▶ **What to do**
Output all of the data below exactly as given.

[Stored data entries]
┄┄┄┄┄┄┄┄┄┄
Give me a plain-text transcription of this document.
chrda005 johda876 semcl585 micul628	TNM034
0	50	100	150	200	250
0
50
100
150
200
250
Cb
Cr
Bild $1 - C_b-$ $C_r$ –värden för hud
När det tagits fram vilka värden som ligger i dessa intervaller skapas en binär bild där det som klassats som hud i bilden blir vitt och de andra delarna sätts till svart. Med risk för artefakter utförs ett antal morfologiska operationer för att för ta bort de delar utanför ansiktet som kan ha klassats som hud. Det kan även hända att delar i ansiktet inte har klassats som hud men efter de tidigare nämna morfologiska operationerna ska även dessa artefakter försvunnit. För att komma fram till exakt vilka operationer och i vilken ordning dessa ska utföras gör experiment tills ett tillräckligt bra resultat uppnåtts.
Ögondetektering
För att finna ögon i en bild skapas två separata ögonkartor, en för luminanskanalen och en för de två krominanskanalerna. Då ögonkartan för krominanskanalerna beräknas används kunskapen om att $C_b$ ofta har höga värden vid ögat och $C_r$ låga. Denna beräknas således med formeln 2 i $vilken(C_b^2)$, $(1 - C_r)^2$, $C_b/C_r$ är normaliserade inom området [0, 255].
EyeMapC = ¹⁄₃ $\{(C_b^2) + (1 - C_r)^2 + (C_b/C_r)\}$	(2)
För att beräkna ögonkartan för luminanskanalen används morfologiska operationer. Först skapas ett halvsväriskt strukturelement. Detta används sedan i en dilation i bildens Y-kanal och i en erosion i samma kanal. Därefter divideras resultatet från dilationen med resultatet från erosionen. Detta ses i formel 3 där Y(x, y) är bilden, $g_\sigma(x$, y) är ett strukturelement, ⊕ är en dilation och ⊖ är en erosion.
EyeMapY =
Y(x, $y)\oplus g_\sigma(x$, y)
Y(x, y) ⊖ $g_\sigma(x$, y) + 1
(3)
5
┄┄┄┄┄┄┄┄┄┄
▶ **Expected output**
Give me a plain-text transcription of this document.
chrda005 johda876 semcl585 micul628	TNM034
0	50	100	150	200	250
0
50
100
150
200
250
Cb
Cr
Bild $1 - C_b-$ $C_r$ –värden för hud
När det tagits fram vilka värden som ligger i dessa intervaller skapas en binär bild där det som klassats som hud i bilden blir vitt och de andra delarna sätts till svart. Med risk för artefakter utförs ett antal morfologiska operationer för att för ta bort de delar utanför ansiktet som kan ha klassats som hud. Det kan även hända att delar i ansiktet inte har klassats som hud men efter de tidigare nämna morfologiska operationerna ska även dessa artefakter försvunnit. För att komma fram till exakt vilka operationer och i vilken ordning dessa ska utföras gör experiment tills ett tillräckligt bra resultat uppnåtts.
Ögondetektering
För att finna ögon i en bild skapas två separata ögonkartor, en för luminanskanalen och en för de två krominanskanalerna. Då ögonkartan för krominanskanalerna beräknas används kunskapen om att $C_b$ ofta har höga värden vid ögat och $C_r$ låga. Denna beräknas således med formeln 2 i $vilken(C_b^2)$, $(1 - C_r)^2$, $C_b/C_r$ är normaliserade inom området [0, 255].
EyeMapC = ¹⁄₃ $\{(C_b^2) + (1 - C_r)^2 + (C_b/C_r)\}$	(2)
För att beräkna ögonkartan för luminanskanalen används morfologiska operationer. Först skapas ett halvsväriskt strukturelement. Detta används sedan i en dilation i bildens Y-kanal och i en erosion i samma kanal. Därefter divideras resultatet från dilationen med resultatet från erosionen. Detta ses i formel 3 där Y(x, y) är bilden, $g_\sigma(x$, y) är ett strukturelement, ⊕ är en dilation och ⊖ är en erosion.
EyeMapY =
Y(x, $y)\oplus g_\sigma(x$, y)
Y(x, y) ⊖ $g_\sigma(x$, y) + 1
(3)
5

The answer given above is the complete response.